» Task requirements: Write out the material exactly, with the pictures left out.

» Figure data in JSON:
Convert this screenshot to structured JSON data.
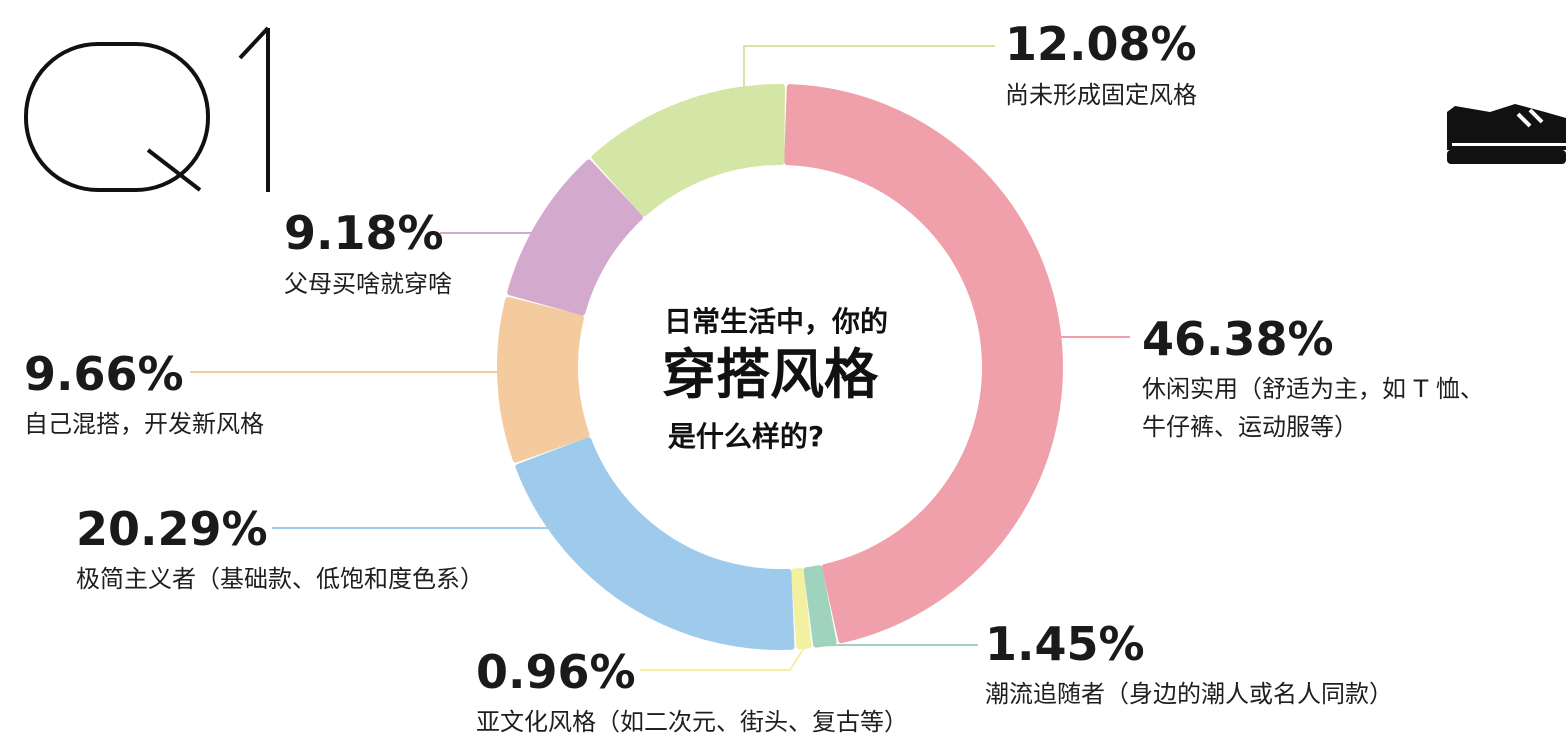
{
  "badge": {
    "text": "Q1"
  },
  "center": {
    "line1": "日常生活中，你的",
    "line2": "穿搭风格",
    "line3": "是什么样的?"
  },
  "icons": {
    "corner": "sneaker-icon"
  },
  "chart_data": {
    "type": "pie",
    "variant": "donut",
    "slices": [
      {
        "pct_text": "46.38%",
        "value": 46.38,
        "label_lines": [
          "休闲实用（舒适为主，如 T 恤、",
          "牛仔裤、运动服等）"
        ],
        "color": "#f0a0aa"
      },
      {
        "pct_text": "1.45%",
        "value": 1.45,
        "label_lines": [
          "潮流追随者（身边的潮人或名人同款）"
        ],
        "color": "#9fd3bd"
      },
      {
        "pct_text": "0.96%",
        "value": 0.96,
        "label_lines": [
          "亚文化风格（如二次元、街头、复古等）"
        ],
        "color": "#f3f0a0"
      },
      {
        "pct_text": "20.29%",
        "value": 20.29,
        "label_lines": [
          "极简主义者（基础款、低饱和度色系）"
        ],
        "color": "#9ecaec"
      },
      {
        "pct_text": "9.66%",
        "value": 9.66,
        "label_lines": [
          "自己混搭，开发新风格"
        ],
        "color": "#f3cb9f"
      },
      {
        "pct_text": "9.18%",
        "value": 9.18,
        "label_lines": [
          "父母买啥就穿啥"
        ],
        "color": "#d3aacd"
      },
      {
        "pct_text": "12.08%",
        "value": 12.08,
        "label_lines": [
          "尚未形成固定风格"
        ],
        "color": "#d4e6a5"
      }
    ]
  }
}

» Finished exercise:
Convert this screenshot to structured JSON data.
{
  "badge": {
    "text": "Q1"
  },
  "center": {
    "line1": "日常生活中，你的",
    "line2": "穿搭风格",
    "line3": "是什么样的?"
  },
  "icons": {
    "corner": "sneaker-icon"
  },
  "chart_data": {
    "type": "pie",
    "variant": "donut",
    "slices": [
      {
        "pct_text": "46.38%",
        "value": 46.38,
        "label_lines": [
          "休闲实用（舒适为主，如 T 恤、",
          "牛仔裤、运动服等）"
        ],
        "color": "#f0a0aa"
      },
      {
        "pct_text": "1.45%",
        "value": 1.45,
        "label_lines": [
          "潮流追随者（身边的潮人或名人同款）"
        ],
        "color": "#9fd3bd"
      },
      {
        "pct_text": "0.96%",
        "value": 0.96,
        "label_lines": [
          "亚文化风格（如二次元、街头、复古等）"
        ],
        "color": "#f3f0a0"
      },
      {
        "pct_text": "20.29%",
        "value": 20.29,
        "label_lines": [
          "极简主义者（基础款、低饱和度色系）"
        ],
        "color": "#9ecaec"
      },
      {
        "pct_text": "9.66%",
        "value": 9.66,
        "label_lines": [
          "自己混搭，开发新风格"
        ],
        "color": "#f3cb9f"
      },
      {
        "pct_text": "9.18%",
        "value": 9.18,
        "label_lines": [
          "父母买啥就穿啥"
        ],
        "color": "#d3aacd"
      },
      {
        "pct_text": "12.08%",
        "value": 12.08,
        "label_lines": [
          "尚未形成固定风格"
        ],
        "color": "#d4e6a5"
      }
    ]
  }
}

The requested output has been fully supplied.